[Records from a collection]
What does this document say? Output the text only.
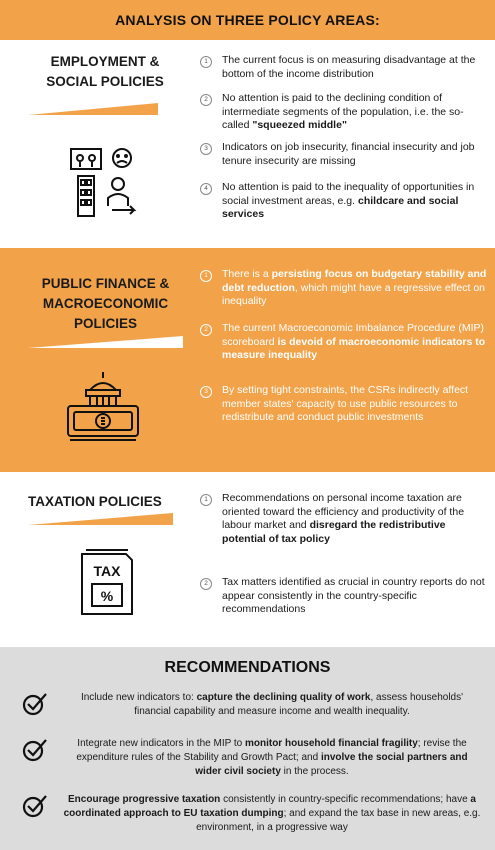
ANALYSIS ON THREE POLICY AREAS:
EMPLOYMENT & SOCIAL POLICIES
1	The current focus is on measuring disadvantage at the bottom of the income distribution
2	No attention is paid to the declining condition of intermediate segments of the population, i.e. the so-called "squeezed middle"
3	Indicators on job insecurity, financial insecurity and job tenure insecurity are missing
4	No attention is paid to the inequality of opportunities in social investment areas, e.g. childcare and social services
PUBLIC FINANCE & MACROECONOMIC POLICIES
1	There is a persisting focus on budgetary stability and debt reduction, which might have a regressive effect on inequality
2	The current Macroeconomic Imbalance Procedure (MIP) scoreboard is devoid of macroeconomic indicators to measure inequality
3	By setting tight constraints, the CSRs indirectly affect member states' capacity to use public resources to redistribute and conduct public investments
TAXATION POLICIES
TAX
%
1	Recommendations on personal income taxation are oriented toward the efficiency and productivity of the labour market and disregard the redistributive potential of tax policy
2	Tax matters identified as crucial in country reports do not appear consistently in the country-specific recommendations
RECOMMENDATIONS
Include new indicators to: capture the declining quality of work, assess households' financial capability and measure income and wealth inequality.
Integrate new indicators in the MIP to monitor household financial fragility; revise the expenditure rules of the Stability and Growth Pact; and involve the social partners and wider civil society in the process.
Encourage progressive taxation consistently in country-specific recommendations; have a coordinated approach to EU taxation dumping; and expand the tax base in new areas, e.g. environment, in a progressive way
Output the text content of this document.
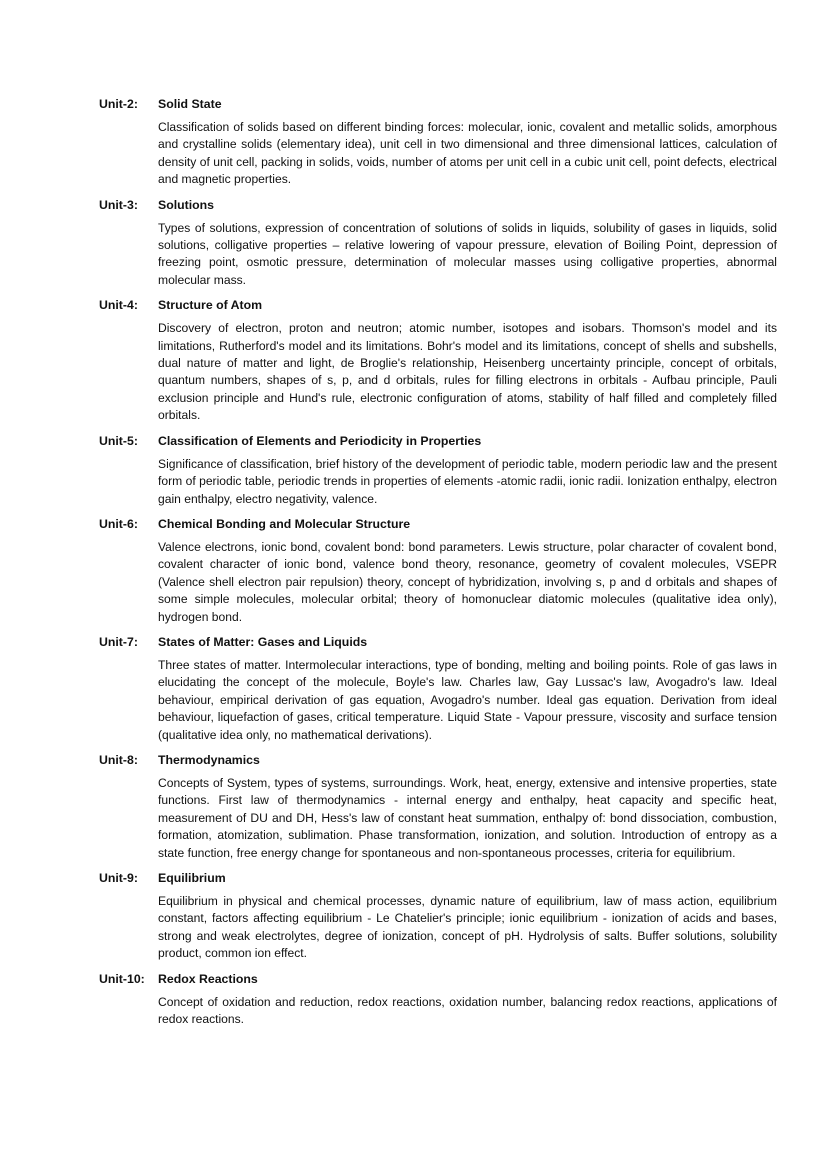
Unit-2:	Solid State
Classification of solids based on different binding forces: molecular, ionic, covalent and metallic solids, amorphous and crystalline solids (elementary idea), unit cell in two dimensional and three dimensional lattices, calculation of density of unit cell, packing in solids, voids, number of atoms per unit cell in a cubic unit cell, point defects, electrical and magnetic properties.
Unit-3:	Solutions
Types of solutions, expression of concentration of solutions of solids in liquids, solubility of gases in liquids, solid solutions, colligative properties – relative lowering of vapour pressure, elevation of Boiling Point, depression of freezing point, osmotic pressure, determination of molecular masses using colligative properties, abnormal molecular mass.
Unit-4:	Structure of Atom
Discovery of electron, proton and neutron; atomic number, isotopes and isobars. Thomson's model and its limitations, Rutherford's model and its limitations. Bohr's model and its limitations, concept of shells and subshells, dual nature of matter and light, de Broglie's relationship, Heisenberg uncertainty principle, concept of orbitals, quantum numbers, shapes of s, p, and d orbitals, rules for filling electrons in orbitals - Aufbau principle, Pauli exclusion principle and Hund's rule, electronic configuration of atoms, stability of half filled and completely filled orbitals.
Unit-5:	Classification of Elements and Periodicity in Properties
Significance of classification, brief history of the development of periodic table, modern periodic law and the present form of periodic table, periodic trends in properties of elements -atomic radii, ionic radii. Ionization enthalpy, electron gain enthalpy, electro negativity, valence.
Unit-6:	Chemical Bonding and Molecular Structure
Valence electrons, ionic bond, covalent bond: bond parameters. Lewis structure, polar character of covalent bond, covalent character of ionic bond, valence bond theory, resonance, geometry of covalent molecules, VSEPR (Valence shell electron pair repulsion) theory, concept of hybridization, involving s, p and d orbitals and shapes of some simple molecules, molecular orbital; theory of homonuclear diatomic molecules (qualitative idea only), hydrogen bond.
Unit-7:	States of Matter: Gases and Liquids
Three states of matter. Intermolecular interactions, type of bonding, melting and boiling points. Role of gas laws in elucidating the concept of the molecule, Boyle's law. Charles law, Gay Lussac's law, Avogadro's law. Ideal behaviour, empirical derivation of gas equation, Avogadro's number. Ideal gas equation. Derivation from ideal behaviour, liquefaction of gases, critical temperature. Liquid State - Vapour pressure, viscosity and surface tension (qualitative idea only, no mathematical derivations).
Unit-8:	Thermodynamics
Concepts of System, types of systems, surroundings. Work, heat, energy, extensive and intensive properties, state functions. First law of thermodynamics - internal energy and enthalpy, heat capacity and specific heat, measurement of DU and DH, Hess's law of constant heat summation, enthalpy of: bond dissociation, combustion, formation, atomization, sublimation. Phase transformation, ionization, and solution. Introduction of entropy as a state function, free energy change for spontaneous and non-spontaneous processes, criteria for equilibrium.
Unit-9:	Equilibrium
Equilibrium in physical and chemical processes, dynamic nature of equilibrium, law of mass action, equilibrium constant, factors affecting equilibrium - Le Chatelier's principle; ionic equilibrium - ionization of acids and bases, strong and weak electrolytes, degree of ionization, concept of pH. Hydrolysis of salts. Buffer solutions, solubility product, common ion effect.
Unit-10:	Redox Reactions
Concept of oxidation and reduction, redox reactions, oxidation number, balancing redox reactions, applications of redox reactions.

--

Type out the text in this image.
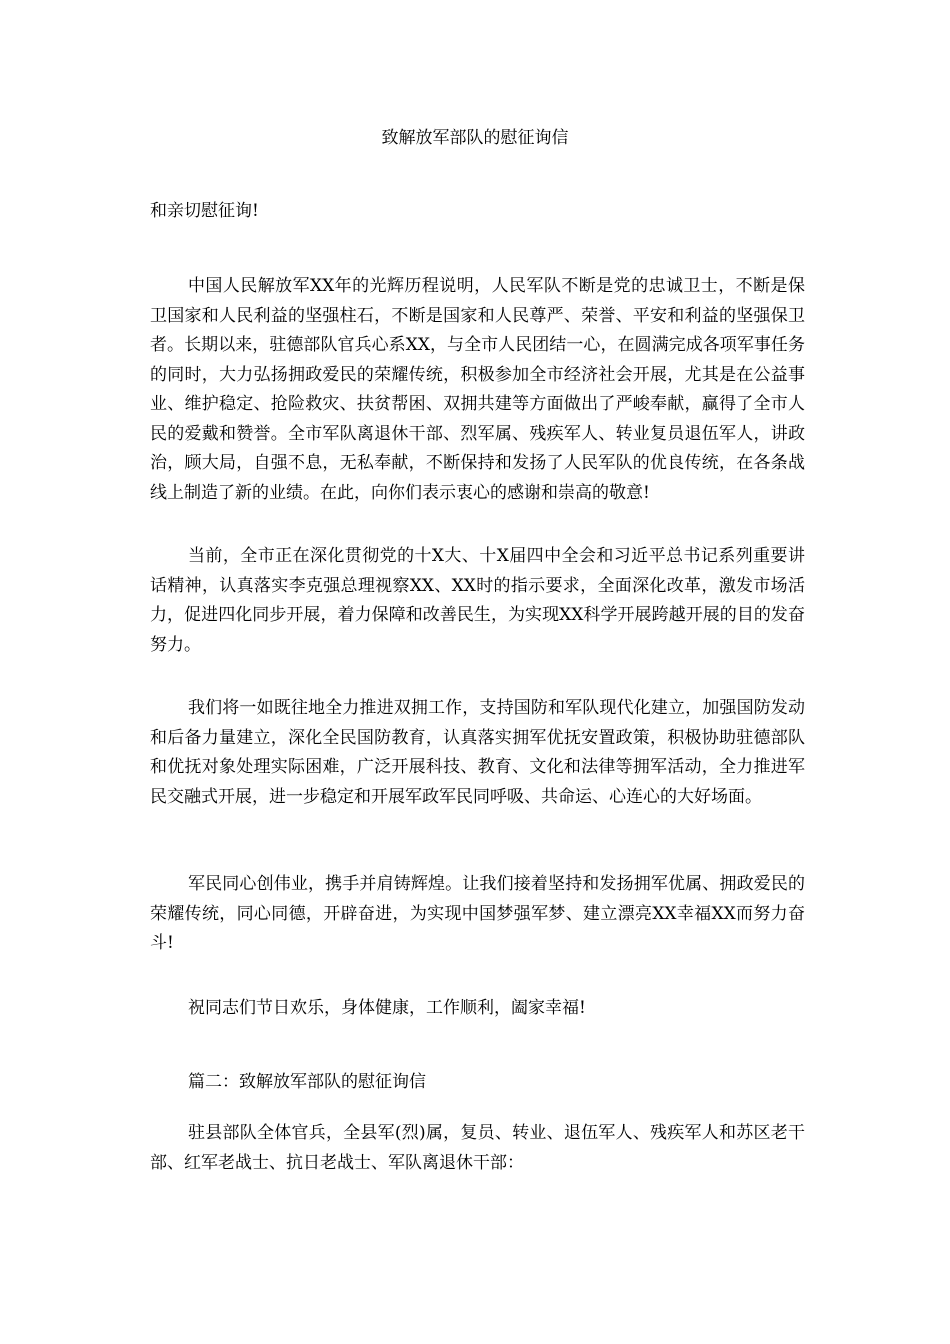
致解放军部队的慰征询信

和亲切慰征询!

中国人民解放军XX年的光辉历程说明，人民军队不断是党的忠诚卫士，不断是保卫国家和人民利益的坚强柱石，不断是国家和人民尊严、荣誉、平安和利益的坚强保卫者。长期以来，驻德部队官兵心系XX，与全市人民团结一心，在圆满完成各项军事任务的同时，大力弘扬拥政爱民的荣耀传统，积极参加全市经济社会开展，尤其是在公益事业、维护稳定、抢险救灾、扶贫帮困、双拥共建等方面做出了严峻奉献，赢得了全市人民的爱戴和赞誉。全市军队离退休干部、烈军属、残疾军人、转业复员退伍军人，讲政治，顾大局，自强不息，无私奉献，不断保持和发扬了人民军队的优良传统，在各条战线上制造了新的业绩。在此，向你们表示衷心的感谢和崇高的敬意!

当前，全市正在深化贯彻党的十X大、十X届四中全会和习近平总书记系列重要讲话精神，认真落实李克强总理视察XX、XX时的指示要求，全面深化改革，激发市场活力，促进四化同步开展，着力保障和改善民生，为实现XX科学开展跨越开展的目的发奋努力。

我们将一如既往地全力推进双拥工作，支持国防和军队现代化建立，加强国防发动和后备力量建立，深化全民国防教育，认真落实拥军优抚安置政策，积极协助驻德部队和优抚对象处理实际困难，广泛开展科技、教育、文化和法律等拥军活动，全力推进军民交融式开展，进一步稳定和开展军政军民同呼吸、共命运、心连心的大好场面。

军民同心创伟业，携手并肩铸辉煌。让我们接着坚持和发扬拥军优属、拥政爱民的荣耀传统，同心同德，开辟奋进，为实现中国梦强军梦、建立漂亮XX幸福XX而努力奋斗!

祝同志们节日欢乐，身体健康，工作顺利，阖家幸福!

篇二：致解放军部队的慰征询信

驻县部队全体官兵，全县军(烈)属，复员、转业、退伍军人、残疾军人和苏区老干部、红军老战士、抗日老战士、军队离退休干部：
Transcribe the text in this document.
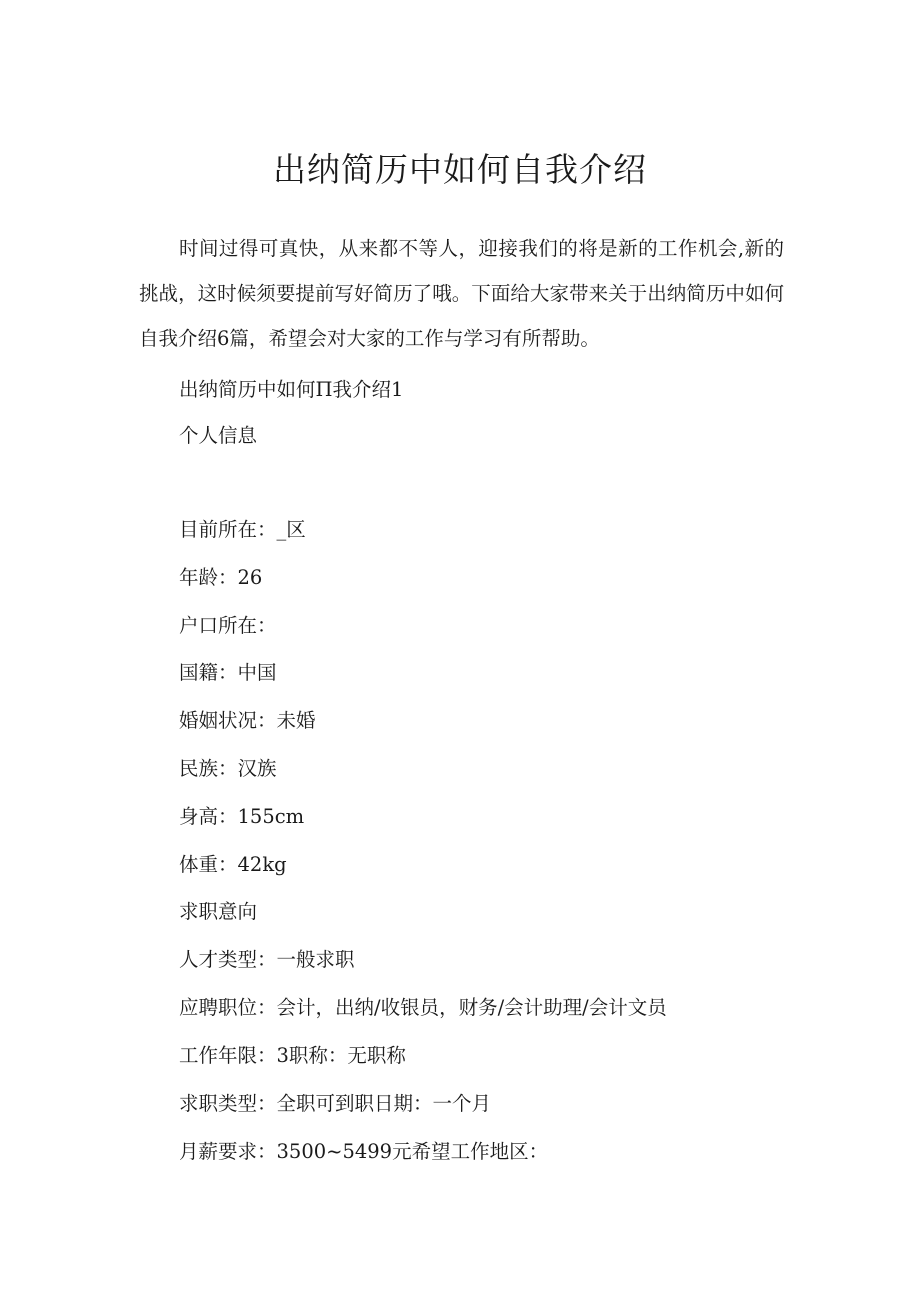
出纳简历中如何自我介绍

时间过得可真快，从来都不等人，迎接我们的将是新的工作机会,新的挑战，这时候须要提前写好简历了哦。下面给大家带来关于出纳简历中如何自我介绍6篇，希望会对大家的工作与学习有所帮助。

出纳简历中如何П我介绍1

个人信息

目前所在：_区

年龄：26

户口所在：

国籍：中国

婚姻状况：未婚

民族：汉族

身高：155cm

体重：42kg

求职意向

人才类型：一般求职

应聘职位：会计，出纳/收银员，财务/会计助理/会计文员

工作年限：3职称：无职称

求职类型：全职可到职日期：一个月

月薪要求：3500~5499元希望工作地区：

==

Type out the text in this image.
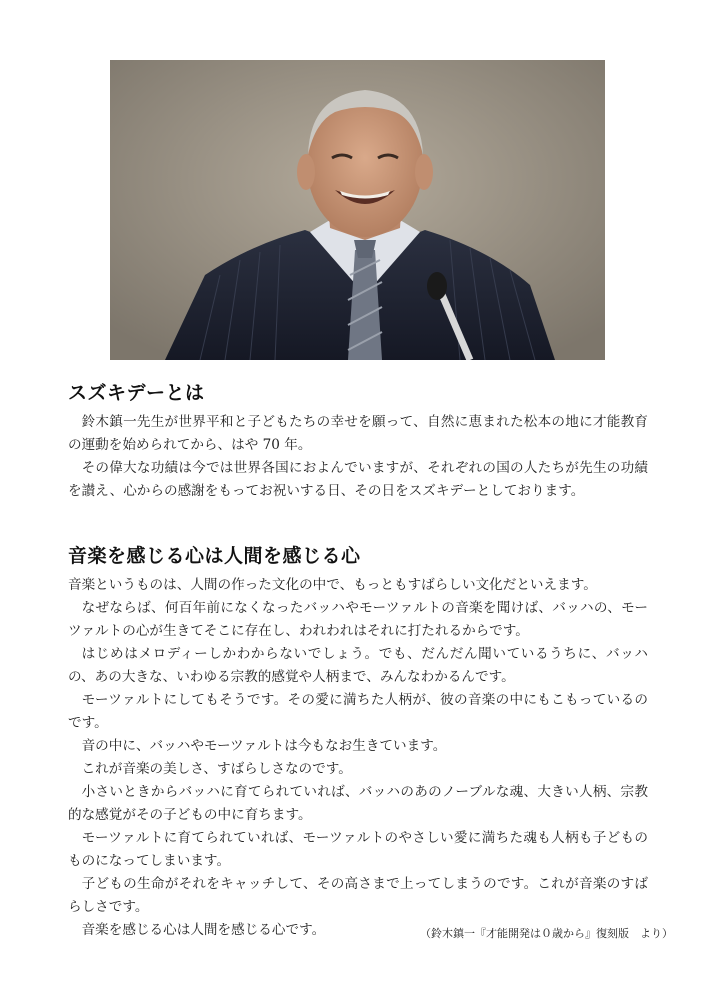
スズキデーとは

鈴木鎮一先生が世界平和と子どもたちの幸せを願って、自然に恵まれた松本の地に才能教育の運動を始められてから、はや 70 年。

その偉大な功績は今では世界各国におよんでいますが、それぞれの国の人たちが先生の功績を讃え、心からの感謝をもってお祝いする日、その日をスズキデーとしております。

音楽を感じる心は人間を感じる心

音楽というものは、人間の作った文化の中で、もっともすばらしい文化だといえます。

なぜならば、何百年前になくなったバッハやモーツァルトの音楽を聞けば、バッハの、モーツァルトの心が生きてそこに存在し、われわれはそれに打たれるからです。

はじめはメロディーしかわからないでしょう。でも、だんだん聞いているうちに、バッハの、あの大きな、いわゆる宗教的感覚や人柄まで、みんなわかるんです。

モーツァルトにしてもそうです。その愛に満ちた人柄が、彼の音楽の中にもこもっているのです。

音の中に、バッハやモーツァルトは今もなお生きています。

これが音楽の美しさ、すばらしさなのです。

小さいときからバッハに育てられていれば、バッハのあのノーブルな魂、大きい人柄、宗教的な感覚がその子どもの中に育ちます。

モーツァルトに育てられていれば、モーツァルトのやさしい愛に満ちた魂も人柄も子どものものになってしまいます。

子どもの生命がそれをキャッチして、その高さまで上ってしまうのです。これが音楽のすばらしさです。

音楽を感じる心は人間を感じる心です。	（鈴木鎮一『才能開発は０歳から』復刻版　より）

[The problem] Copy out all lines above that include the string "Output".

[Response to the task]
What does this document say? Output the text only.
Output the text content of this document.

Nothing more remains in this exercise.